(Collected data entries)
________________

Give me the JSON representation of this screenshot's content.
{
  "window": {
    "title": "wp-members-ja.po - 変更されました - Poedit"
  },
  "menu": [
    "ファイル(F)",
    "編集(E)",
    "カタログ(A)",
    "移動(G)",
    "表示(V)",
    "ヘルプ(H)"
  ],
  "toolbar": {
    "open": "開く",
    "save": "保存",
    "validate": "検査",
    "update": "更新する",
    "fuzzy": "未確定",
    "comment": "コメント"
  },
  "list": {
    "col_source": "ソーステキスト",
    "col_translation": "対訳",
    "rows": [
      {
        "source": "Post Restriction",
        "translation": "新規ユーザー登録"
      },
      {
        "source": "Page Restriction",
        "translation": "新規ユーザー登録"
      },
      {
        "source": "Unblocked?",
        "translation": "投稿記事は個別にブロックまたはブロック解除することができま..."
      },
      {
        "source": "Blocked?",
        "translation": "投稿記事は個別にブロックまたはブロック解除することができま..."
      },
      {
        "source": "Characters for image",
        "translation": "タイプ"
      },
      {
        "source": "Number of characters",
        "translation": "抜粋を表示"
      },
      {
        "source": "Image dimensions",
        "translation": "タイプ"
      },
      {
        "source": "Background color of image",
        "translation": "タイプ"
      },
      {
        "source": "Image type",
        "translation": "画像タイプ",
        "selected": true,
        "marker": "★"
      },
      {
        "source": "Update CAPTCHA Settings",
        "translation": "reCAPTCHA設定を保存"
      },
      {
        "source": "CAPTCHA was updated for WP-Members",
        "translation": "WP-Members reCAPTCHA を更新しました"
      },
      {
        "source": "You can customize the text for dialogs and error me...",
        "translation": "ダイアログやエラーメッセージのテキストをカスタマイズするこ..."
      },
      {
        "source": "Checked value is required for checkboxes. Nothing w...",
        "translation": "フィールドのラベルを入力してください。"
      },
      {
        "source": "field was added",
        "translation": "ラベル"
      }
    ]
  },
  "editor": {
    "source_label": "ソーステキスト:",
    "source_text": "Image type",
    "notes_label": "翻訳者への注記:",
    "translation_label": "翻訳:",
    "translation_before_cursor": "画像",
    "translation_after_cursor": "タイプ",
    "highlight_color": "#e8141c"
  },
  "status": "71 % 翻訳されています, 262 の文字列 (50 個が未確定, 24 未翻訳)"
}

________________

Every line above should be printed again exactly as it stands.

Give me the JSON representation of this screenshot's content.
{
  "window": {
    "title": "wp-members-ja.po - 変更されました - Poedit"
  },
  "menu": [
    "ファイル(F)",
    "編集(E)",
    "カタログ(A)",
    "移動(G)",
    "表示(V)",
    "ヘルプ(H)"
  ],
  "toolbar": {
    "open": "開く",
    "save": "保存",
    "validate": "検査",
    "update": "更新する",
    "fuzzy": "未確定",
    "comment": "コメント"
  },
  "list": {
    "col_source": "ソーステキスト",
    "col_translation": "対訳",
    "rows": [
      {
        "source": "Post Restriction",
        "translation": "新規ユーザー登録"
      },
      {
        "source": "Page Restriction",
        "translation": "新規ユーザー登録"
      },
      {
        "source": "Unblocked?",
        "translation": "投稿記事は個別にブロックまたはブロック解除することができま..."
      },
      {
        "source": "Blocked?",
        "translation": "投稿記事は個別にブロックまたはブロック解除することができま..."
      },
      {
        "source": "Characters for image",
        "translation": "タイプ"
      },
      {
        "source": "Number of characters",
        "translation": "抜粋を表示"
      },
      {
        "source": "Image dimensions",
        "translation": "タイプ"
      },
      {
        "source": "Background color of image",
        "translation": "タイプ"
      },
      {
        "source": "Image type",
        "translation": "画像タイプ",
        "selected": true,
        "marker": "★"
      },
      {
        "source": "Update CAPTCHA Settings",
        "translation": "reCAPTCHA設定を保存"
      },
      {
        "source": "CAPTCHA was updated for WP-Members",
        "translation": "WP-Members reCAPTCHA を更新しました"
      },
      {
        "source": "You can customize the text for dialogs and error me...",
        "translation": "ダイアログやエラーメッセージのテキストをカスタマイズするこ..."
      },
      {
        "source": "Checked value is required for checkboxes. Nothing w...",
        "translation": "フィールドのラベルを入力してください。"
      },
      {
        "source": "field was added",
        "translation": "ラベル"
      }
    ]
  },
  "editor": {
    "source_label": "ソーステキスト:",
    "source_text": "Image type",
    "notes_label": "翻訳者への注記:",
    "translation_label": "翻訳:",
    "translation_before_cursor": "画像",
    "translation_after_cursor": "タイプ",
    "highlight_color": "#e8141c"
  },
  "status": "71 % 翻訳されています, 262 の文字列 (50 個が未確定, 24 未翻訳)"
}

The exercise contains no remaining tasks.